• PROBLEM TO SOLVE
Word for word, restate every line of the listing that follows.

• RECORDS TO USE
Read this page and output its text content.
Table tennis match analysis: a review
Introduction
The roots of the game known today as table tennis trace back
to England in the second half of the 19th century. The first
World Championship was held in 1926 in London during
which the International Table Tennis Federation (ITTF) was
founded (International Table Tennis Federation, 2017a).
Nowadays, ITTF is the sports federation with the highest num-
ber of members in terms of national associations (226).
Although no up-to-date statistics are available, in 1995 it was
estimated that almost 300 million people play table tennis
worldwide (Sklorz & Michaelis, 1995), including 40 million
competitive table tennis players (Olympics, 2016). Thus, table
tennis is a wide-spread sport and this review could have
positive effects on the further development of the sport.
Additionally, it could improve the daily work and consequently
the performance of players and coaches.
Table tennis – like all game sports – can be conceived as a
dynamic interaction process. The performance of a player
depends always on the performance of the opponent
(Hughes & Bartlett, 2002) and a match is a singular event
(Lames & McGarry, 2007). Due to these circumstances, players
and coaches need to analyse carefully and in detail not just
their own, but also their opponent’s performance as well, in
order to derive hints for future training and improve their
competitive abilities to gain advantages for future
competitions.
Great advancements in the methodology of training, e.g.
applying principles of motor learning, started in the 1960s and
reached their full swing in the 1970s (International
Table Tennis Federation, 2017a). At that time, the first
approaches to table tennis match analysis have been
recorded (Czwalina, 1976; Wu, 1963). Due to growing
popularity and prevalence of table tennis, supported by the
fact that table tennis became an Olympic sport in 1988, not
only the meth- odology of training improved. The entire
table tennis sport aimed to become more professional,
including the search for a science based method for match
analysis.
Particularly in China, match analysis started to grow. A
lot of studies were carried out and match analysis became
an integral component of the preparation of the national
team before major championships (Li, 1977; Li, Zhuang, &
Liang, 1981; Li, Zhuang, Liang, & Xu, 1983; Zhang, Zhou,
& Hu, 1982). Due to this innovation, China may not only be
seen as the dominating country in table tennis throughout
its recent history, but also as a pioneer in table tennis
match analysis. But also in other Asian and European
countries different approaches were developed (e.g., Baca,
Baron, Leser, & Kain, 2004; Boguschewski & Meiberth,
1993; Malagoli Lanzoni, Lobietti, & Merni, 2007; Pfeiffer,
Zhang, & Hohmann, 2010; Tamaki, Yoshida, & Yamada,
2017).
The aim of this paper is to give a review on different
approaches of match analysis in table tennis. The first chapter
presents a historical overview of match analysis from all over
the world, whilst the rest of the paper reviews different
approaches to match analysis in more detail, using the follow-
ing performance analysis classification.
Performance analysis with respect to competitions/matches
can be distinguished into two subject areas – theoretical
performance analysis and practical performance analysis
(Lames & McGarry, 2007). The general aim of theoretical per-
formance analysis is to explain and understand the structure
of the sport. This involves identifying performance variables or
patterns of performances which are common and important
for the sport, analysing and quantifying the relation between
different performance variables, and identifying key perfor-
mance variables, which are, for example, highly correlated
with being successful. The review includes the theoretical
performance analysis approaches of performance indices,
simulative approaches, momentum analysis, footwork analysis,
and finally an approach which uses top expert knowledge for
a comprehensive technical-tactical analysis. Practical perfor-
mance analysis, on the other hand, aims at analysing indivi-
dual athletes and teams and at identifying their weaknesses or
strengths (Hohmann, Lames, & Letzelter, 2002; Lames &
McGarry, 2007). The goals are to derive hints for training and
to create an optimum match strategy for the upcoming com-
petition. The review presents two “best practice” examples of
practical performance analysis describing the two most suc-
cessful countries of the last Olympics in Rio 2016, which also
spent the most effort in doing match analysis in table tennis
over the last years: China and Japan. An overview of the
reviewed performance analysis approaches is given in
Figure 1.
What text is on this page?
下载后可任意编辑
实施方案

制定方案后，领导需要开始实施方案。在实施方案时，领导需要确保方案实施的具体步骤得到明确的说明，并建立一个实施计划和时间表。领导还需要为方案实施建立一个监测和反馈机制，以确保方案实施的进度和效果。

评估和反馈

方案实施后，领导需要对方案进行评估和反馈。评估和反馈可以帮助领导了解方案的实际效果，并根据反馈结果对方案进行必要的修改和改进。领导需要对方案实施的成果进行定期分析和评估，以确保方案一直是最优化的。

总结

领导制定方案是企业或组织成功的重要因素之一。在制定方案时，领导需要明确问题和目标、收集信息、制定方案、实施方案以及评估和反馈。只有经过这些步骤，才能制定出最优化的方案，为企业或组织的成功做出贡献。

• FULL SOLUTION
Read this page and output its text content.
Table tennis match analysis: a review
Introduction
The roots of the game known today as table tennis trace back
to England in the second half of the 19th century. The first
World Championship was held in 1926 in London during
which the International Table Tennis Federation (ITTF) was
founded (International Table Tennis Federation, 2017a).
Nowadays, ITTF is the sports federation with the highest num-
ber of members in terms of national associations (226).
Although no up-to-date statistics are available, in 1995 it was
estimated that almost 300 million people play table tennis
worldwide (Sklorz & Michaelis, 1995), including 40 million
competitive table tennis players (Olympics, 2016). Thus, table
tennis is a wide-spread sport and this review could have
positive effects on the further development of the sport.
Additionally, it could improve the daily work and consequently
the performance of players and coaches.
Table tennis – like all game sports – can be conceived as a
dynamic interaction process. The performance of a player
depends always on the performance of the opponent
(Hughes & Bartlett, 2002) and a match is a singular event
(Lames & McGarry, 2007). Due to these circumstances, players
and coaches need to analyse carefully and in detail not just
their own, but also their opponent’s performance as well, in
order to derive hints for future training and improve their
competitive abilities to gain advantages for future
competitions.
Great advancements in the methodology of training, e.g.
applying principles of motor learning, started in the 1960s and
reached their full swing in the 1970s (International
Table Tennis Federation, 2017a). At that time, the first
approaches to table tennis match analysis have been
recorded (Czwalina, 1976; Wu, 1963). Due to growing
popularity and prevalence of table tennis, supported by the
fact that table tennis became an Olympic sport in 1988, not
only the meth- odology of training improved. The entire
table tennis sport aimed to become more professional,
including the search for a science based method for match
analysis.
Particularly in China, match analysis started to grow. A
lot of studies were carried out and match analysis became
an integral component of the preparation of the national
team before major championships (Li, 1977; Li, Zhuang, &
Liang, 1981; Li, Zhuang, Liang, & Xu, 1983; Zhang, Zhou,
& Hu, 1982). Due to this innovation, China may not only be
seen as the dominating country in table tennis throughout
its recent history, but also as a pioneer in table tennis
match analysis. But also in other Asian and European
countries different approaches were developed (e.g., Baca,
Baron, Leser, & Kain, 2004; Boguschewski & Meiberth,
1993; Malagoli Lanzoni, Lobietti, & Merni, 2007; Pfeiffer,
Zhang, & Hohmann, 2010; Tamaki, Yoshida, & Yamada,
2017).
The aim of this paper is to give a review on different
approaches of match analysis in table tennis. The first chapter
presents a historical overview of match analysis from all over
the world, whilst the rest of the paper reviews different
approaches to match analysis in more detail, using the follow-
ing performance analysis classification.
Performance analysis with respect to competitions/matches
can be distinguished into two subject areas – theoretical
performance analysis and practical performance analysis
(Lames & McGarry, 2007). The general aim of theoretical per-
formance analysis is to explain and understand the structure
of the sport. This involves identifying performance variables or
patterns of performances which are common and important
for the sport, analysing and quantifying the relation between
different performance variables, and identifying key perfor-
mance variables, which are, for example, highly correlated
with being successful. The review includes the theoretical
performance analysis approaches of performance indices,
simulative approaches, momentum analysis, footwork analysis,
and finally an approach which uses top expert knowledge for
a comprehensive technical-tactical analysis. Practical perfor-
mance analysis, on the other hand, aims at analysing indivi-
dual athletes and teams and at identifying their weaknesses or
strengths (Hohmann, Lames, & Letzelter, 2002; Lames &
McGarry, 2007). The goals are to derive hints for training and
to create an optimum match strategy for the upcoming com-
petition. The review presents two “best practice” examples of
practical performance analysis describing the two most suc-
cessful countries of the last Olympics in Rio 2016, which also
spent the most effort in doing match analysis in table tennis
over the last years: China and Japan. An overview of the
reviewed performance analysis approaches is given in
Figure 1.
What text is on this page?
下载后可任意编辑
实施方案

制定方案后，领导需要开始实施方案。在实施方案时，领导需要确保方案实施的具体步骤得到明确的说明，并建立一个实施计划和时间表。领导还需要为方案实施建立一个监测和反馈机制，以确保方案实施的进度和效果。

评估和反馈

方案实施后，领导需要对方案进行评估和反馈。评估和反馈可以帮助领导了解方案的实际效果，并根据反馈结果对方案进行必要的修改和改进。领导需要对方案实施的成果进行定期分析和评估，以确保方案一直是最优化的。

总结

领导制定方案是企业或组织成功的重要因素之一。在制定方案时，领导需要明确问题和目标、收集信息、制定方案、实施方案以及评估和反馈。只有经过这些步骤，才能制定出最优化的方案，为企业或组织的成功做出贡献。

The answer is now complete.